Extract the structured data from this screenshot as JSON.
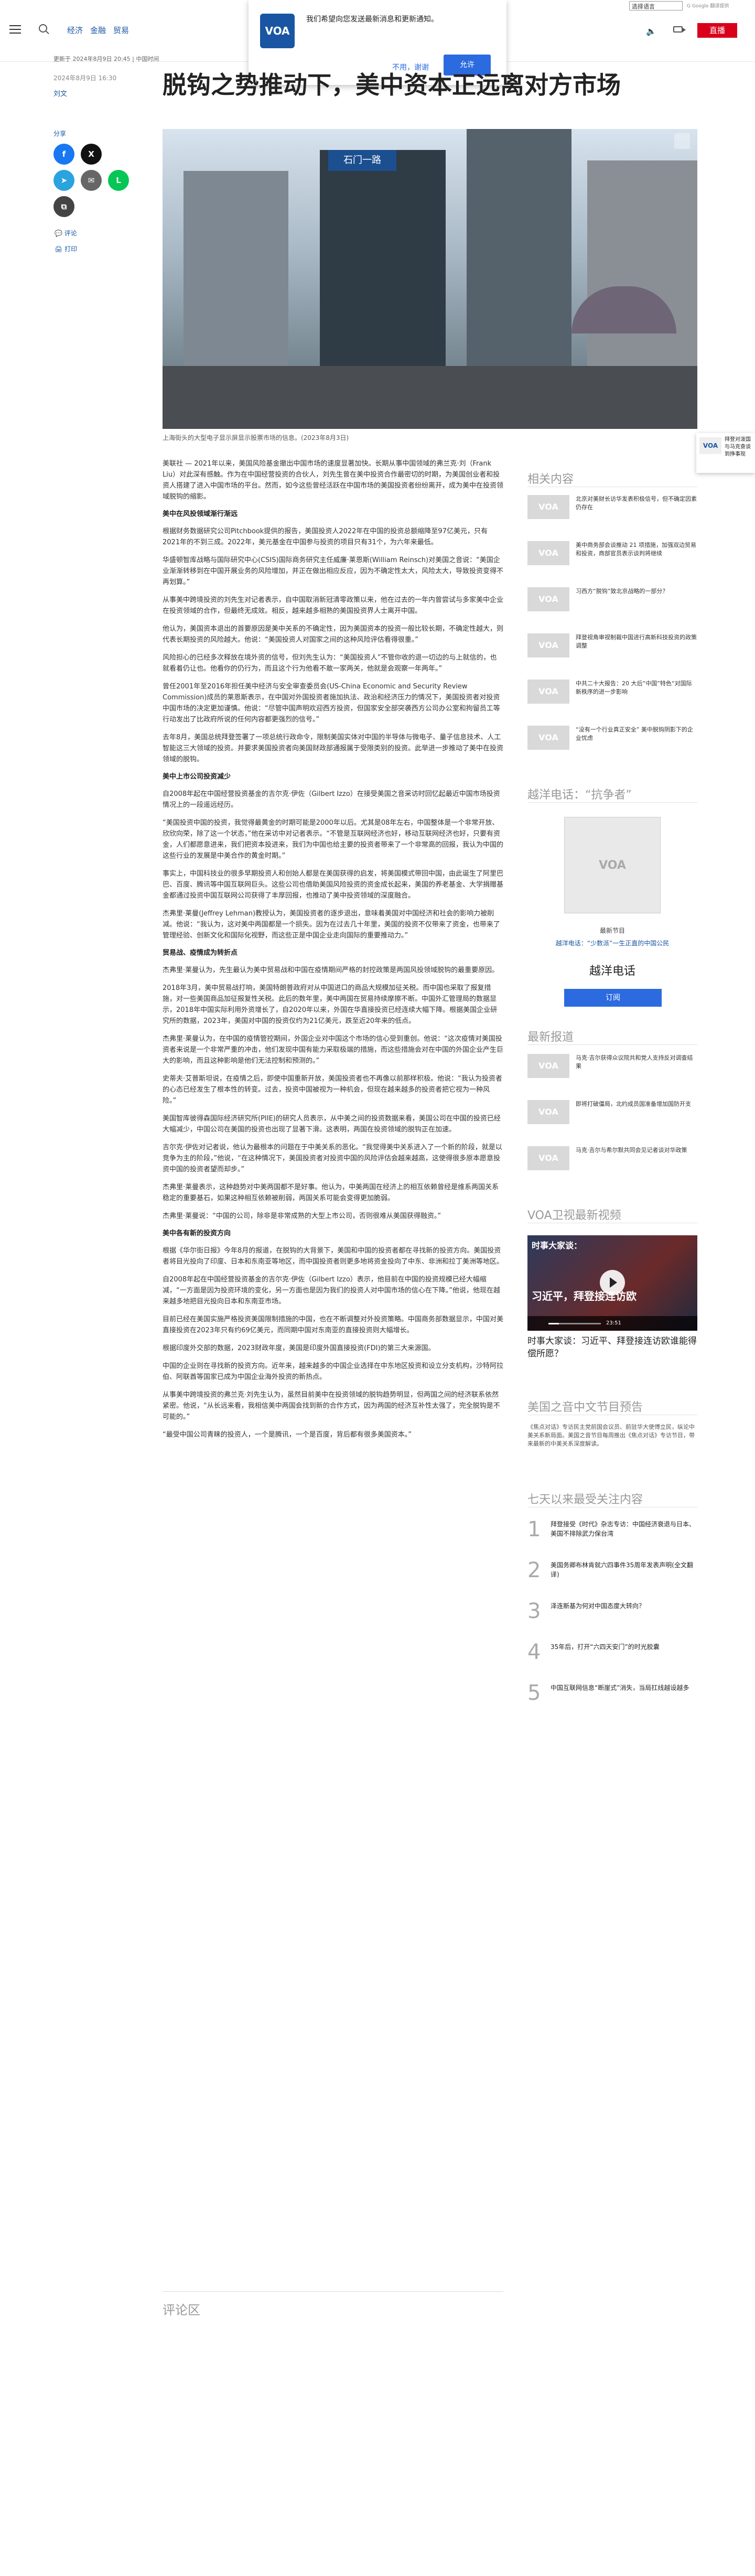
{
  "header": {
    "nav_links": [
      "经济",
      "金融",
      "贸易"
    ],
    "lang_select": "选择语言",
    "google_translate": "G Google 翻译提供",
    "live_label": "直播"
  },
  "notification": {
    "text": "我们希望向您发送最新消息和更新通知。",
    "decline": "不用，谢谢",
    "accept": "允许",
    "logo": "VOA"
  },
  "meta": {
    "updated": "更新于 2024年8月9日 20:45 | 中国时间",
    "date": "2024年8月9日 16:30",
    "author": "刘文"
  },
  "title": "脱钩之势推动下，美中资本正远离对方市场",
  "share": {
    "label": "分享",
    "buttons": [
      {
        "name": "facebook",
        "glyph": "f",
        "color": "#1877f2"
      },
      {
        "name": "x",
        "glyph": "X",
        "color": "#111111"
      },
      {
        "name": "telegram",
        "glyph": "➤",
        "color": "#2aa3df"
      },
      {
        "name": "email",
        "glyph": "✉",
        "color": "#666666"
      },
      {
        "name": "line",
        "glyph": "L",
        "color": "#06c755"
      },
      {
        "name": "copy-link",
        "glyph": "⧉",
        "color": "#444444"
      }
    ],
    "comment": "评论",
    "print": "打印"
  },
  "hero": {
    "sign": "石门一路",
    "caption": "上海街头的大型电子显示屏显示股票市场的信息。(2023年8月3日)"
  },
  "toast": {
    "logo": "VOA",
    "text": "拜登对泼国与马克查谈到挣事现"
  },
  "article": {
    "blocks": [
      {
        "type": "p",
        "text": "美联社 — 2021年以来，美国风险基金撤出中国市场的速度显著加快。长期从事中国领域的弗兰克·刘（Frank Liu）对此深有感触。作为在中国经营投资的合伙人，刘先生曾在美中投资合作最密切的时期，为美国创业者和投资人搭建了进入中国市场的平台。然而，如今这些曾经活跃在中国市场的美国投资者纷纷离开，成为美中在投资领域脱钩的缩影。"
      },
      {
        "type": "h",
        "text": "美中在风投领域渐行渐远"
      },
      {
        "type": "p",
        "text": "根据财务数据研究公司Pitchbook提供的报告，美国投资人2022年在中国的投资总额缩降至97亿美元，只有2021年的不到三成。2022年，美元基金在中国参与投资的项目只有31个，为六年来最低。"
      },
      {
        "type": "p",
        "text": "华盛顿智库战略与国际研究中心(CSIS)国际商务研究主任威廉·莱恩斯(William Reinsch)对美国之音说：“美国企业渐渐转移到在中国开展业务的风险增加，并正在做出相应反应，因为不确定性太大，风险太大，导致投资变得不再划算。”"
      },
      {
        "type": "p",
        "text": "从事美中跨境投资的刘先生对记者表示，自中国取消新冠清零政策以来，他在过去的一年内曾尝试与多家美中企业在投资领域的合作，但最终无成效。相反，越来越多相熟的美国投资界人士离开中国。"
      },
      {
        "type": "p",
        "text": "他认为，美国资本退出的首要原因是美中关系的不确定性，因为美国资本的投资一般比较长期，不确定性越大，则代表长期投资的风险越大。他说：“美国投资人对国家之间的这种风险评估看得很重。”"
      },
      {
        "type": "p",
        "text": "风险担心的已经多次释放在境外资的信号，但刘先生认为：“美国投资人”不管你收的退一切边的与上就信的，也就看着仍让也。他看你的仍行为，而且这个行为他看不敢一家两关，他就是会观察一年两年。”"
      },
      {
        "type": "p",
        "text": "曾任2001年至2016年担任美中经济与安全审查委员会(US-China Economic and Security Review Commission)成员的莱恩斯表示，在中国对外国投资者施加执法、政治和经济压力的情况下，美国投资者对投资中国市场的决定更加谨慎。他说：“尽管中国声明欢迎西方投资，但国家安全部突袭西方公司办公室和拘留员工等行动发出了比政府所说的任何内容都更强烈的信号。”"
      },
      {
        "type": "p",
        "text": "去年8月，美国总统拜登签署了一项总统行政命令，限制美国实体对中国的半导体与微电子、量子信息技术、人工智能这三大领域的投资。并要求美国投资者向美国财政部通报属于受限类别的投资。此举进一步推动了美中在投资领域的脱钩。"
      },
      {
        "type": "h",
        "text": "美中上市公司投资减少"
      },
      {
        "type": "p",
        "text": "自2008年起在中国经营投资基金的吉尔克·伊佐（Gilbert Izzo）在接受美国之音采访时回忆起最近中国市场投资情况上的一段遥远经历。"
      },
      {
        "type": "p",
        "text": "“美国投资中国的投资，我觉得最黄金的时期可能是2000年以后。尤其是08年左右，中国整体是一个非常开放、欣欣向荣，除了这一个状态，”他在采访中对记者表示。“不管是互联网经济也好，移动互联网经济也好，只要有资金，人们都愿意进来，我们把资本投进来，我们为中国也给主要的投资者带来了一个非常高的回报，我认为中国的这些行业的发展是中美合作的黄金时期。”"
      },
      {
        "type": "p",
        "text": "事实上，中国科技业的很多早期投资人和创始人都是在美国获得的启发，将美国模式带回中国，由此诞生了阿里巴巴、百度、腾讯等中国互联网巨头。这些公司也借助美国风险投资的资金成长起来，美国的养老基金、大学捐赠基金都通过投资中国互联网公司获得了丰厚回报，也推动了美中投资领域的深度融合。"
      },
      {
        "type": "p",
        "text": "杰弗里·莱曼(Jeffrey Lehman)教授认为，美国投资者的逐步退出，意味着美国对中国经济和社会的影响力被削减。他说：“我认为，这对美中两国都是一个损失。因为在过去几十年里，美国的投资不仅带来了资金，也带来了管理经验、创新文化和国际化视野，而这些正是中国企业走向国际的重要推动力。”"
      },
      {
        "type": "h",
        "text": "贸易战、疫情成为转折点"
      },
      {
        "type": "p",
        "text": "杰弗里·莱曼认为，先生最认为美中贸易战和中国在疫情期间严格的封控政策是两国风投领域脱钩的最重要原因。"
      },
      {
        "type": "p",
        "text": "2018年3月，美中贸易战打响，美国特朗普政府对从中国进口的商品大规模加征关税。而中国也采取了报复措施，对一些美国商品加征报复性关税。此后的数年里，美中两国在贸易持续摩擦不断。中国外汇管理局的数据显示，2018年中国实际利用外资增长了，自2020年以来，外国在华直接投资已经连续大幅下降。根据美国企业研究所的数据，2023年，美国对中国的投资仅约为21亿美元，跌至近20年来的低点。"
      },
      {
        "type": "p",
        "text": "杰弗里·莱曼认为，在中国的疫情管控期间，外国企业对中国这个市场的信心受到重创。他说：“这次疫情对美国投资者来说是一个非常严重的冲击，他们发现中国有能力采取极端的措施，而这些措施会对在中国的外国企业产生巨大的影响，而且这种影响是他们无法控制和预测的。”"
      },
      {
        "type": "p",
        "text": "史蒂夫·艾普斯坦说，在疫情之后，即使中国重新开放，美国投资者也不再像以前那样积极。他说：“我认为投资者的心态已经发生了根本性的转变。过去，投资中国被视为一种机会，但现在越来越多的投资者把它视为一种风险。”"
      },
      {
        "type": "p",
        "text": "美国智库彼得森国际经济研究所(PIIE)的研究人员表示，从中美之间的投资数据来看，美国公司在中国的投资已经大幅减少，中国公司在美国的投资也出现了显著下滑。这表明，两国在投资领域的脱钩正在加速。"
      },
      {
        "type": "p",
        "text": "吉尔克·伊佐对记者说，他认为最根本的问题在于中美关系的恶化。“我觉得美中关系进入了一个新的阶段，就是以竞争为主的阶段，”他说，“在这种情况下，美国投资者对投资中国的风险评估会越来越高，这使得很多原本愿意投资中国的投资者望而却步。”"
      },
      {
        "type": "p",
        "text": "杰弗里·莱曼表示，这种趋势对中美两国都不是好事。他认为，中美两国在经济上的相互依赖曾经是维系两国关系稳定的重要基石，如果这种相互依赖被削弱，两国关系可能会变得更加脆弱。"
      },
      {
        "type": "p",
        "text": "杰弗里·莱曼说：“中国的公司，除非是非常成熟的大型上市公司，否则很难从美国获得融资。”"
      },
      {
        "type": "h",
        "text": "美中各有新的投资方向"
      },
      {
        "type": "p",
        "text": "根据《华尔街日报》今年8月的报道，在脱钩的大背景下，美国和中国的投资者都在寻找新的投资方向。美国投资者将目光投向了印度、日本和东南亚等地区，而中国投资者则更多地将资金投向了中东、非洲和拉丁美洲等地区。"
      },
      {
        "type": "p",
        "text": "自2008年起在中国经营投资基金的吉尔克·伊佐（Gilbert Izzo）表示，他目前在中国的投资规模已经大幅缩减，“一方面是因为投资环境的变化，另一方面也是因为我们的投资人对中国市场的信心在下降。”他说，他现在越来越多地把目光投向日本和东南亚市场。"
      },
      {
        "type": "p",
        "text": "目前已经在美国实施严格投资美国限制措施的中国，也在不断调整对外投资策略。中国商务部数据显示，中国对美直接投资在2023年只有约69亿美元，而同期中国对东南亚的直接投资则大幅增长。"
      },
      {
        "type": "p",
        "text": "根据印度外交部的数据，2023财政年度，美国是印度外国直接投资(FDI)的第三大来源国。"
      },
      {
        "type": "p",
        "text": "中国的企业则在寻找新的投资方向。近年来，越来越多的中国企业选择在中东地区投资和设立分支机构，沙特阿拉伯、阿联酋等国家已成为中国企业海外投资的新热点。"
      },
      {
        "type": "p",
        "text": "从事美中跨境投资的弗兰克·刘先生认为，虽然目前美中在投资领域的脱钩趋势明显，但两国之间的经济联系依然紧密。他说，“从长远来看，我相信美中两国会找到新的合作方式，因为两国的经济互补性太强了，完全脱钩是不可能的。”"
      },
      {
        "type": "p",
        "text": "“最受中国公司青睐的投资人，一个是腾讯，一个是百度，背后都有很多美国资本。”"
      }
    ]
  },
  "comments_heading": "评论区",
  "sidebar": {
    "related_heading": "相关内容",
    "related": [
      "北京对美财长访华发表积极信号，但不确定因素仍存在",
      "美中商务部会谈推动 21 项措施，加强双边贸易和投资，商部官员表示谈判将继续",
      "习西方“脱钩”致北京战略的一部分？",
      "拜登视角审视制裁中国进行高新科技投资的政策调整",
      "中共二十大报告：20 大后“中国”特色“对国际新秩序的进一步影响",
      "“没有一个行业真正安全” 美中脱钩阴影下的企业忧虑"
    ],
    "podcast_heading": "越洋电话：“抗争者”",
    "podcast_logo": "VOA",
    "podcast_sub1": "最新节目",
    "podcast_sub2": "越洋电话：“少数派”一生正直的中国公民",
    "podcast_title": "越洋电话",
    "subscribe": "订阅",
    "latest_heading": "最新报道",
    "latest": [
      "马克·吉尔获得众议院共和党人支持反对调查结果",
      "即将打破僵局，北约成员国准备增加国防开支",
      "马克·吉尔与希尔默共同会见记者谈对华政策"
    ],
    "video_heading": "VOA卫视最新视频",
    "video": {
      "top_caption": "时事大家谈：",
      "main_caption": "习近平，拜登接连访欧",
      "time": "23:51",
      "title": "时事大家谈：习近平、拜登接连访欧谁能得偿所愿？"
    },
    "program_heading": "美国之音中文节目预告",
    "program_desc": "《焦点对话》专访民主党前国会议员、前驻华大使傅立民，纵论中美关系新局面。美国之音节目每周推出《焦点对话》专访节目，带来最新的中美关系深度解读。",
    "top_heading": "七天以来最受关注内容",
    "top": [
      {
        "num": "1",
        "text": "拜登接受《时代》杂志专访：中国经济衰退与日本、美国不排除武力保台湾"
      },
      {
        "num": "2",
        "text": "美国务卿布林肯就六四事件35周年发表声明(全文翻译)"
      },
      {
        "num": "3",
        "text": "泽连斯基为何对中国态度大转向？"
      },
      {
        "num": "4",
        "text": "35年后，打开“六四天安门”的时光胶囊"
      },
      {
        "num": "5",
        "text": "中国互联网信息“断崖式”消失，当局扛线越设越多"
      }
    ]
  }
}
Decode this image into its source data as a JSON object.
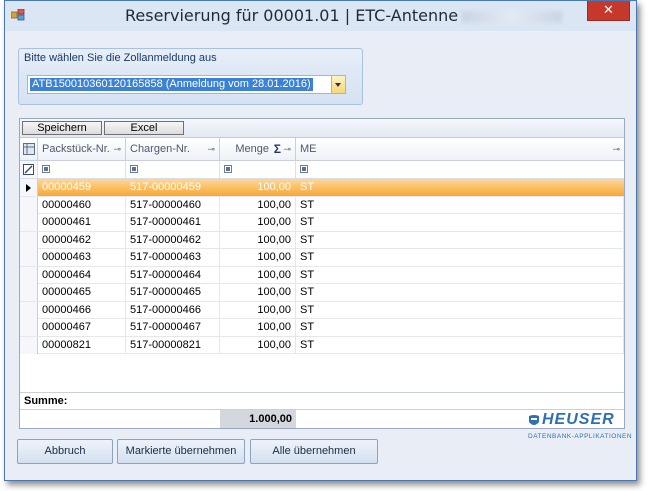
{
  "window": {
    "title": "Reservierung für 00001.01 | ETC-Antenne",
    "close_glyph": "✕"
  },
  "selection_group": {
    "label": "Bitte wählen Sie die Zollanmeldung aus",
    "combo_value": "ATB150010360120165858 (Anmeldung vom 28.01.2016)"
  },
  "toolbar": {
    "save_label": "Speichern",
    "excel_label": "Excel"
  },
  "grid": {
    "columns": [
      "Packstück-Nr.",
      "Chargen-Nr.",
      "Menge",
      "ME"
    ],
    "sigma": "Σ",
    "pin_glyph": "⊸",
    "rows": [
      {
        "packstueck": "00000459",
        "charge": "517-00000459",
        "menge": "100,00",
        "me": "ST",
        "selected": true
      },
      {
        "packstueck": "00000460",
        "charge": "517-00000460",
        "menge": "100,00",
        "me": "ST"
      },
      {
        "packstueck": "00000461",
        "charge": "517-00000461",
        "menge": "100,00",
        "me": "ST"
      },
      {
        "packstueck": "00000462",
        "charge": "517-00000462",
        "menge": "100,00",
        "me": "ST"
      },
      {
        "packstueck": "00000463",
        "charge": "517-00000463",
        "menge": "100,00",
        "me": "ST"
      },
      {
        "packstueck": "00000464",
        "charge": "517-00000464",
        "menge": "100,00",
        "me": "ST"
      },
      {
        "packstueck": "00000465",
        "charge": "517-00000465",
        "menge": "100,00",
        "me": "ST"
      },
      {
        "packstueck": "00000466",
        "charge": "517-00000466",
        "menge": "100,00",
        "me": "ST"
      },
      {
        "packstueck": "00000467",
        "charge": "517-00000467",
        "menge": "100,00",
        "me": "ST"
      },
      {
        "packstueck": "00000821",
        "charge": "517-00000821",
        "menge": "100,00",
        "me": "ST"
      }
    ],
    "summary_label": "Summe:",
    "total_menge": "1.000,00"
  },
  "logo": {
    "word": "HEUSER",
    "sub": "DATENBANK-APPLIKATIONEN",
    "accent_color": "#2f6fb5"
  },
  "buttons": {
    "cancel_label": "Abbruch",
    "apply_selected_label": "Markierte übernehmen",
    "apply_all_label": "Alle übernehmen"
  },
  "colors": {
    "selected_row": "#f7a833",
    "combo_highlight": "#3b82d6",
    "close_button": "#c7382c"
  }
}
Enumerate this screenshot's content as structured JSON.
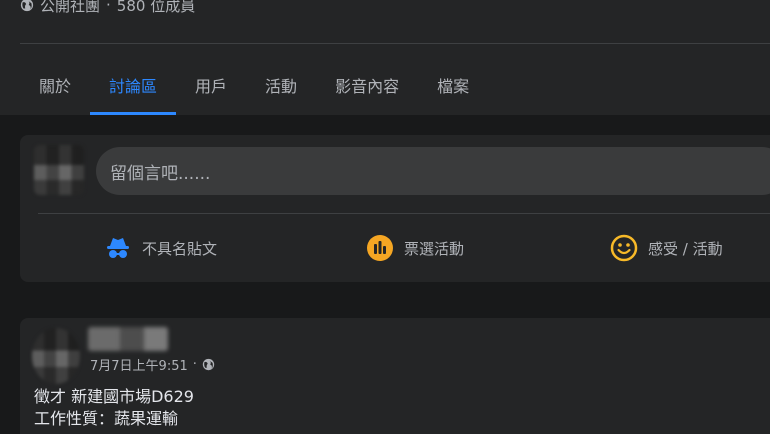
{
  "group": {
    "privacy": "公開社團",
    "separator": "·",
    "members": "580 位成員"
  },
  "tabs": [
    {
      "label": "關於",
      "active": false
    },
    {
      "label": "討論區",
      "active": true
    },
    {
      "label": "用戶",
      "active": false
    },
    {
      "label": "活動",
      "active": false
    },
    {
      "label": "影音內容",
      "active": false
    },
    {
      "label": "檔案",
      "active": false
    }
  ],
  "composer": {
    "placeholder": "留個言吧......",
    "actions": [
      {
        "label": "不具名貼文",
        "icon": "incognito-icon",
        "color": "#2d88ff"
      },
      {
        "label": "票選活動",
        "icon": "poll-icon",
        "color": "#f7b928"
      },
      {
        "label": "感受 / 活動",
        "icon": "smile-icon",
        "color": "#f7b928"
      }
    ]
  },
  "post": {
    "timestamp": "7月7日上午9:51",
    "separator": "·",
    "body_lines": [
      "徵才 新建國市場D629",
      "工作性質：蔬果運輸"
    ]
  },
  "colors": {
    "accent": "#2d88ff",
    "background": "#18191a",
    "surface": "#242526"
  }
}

------------------------------------------------------------------------

## What to do
Starting at the line with "Enumerate this screenshot's", output each line through the final one of the listing above, and nothing else. Pictures are to be left out.

## Correct response
Enumerate this screenshot's content as structured JSON.
{
  "group": {
    "privacy": "公開社團",
    "separator": "·",
    "members": "580 位成員"
  },
  "tabs": [
    {
      "label": "關於",
      "active": false
    },
    {
      "label": "討論區",
      "active": true
    },
    {
      "label": "用戶",
      "active": false
    },
    {
      "label": "活動",
      "active": false
    },
    {
      "label": "影音內容",
      "active": false
    },
    {
      "label": "檔案",
      "active": false
    }
  ],
  "composer": {
    "placeholder": "留個言吧......",
    "actions": [
      {
        "label": "不具名貼文",
        "icon": "incognito-icon",
        "color": "#2d88ff"
      },
      {
        "label": "票選活動",
        "icon": "poll-icon",
        "color": "#f7b928"
      },
      {
        "label": "感受 / 活動",
        "icon": "smile-icon",
        "color": "#f7b928"
      }
    ]
  },
  "post": {
    "timestamp": "7月7日上午9:51",
    "separator": "·",
    "body_lines": [
      "徵才 新建國市場D629",
      "工作性質：蔬果運輸"
    ]
  },
  "colors": {
    "accent": "#2d88ff",
    "background": "#18191a",
    "surface": "#242526"
  }
}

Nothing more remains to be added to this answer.